Challenge:
Repeat each line of the material exactly.
--- Data supplied ---
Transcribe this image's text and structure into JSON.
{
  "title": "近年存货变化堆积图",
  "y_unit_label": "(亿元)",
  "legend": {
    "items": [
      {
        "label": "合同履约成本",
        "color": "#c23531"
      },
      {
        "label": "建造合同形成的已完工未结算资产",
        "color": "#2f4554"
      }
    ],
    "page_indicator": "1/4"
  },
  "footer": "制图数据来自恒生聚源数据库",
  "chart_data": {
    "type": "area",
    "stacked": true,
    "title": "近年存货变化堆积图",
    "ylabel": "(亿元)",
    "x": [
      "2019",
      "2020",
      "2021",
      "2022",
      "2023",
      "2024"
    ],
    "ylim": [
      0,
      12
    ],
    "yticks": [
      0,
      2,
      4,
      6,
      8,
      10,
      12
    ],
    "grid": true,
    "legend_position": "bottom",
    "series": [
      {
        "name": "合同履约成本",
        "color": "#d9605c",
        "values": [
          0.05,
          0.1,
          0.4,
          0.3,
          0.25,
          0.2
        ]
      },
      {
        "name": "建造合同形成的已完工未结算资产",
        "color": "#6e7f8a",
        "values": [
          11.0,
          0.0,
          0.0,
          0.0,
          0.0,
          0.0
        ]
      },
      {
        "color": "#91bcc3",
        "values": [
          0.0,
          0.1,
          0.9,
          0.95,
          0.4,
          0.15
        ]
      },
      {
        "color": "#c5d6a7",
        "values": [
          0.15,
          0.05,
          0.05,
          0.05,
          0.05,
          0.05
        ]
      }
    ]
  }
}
---
Correct response:
Transcribe this image's text and structure into JSON.
{
  "title": "近年存货变化堆积图",
  "y_unit_label": "(亿元)",
  "legend": {
    "items": [
      {
        "label": "合同履约成本",
        "color": "#c23531"
      },
      {
        "label": "建造合同形成的已完工未结算资产",
        "color": "#2f4554"
      }
    ],
    "page_indicator": "1/4"
  },
  "footer": "制图数据来自恒生聚源数据库",
  "chart_data": {
    "type": "area",
    "stacked": true,
    "title": "近年存货变化堆积图",
    "ylabel": "(亿元)",
    "x": [
      "2019",
      "2020",
      "2021",
      "2022",
      "2023",
      "2024"
    ],
    "ylim": [
      0,
      12
    ],
    "yticks": [
      0,
      2,
      4,
      6,
      8,
      10,
      12
    ],
    "grid": true,
    "legend_position": "bottom",
    "series": [
      {
        "name": "合同履约成本",
        "color": "#d9605c",
        "values": [
          0.05,
          0.1,
          0.4,
          0.3,
          0.25,
          0.2
        ]
      },
      {
        "name": "建造合同形成的已完工未结算资产",
        "color": "#6e7f8a",
        "values": [
          11.0,
          0.0,
          0.0,
          0.0,
          0.0,
          0.0
        ]
      },
      {
        "color": "#91bcc3",
        "values": [
          0.0,
          0.1,
          0.9,
          0.95,
          0.4,
          0.15
        ]
      },
      {
        "color": "#c5d6a7",
        "values": [
          0.15,
          0.05,
          0.05,
          0.05,
          0.05,
          0.05
        ]
      }
    ]
  }
}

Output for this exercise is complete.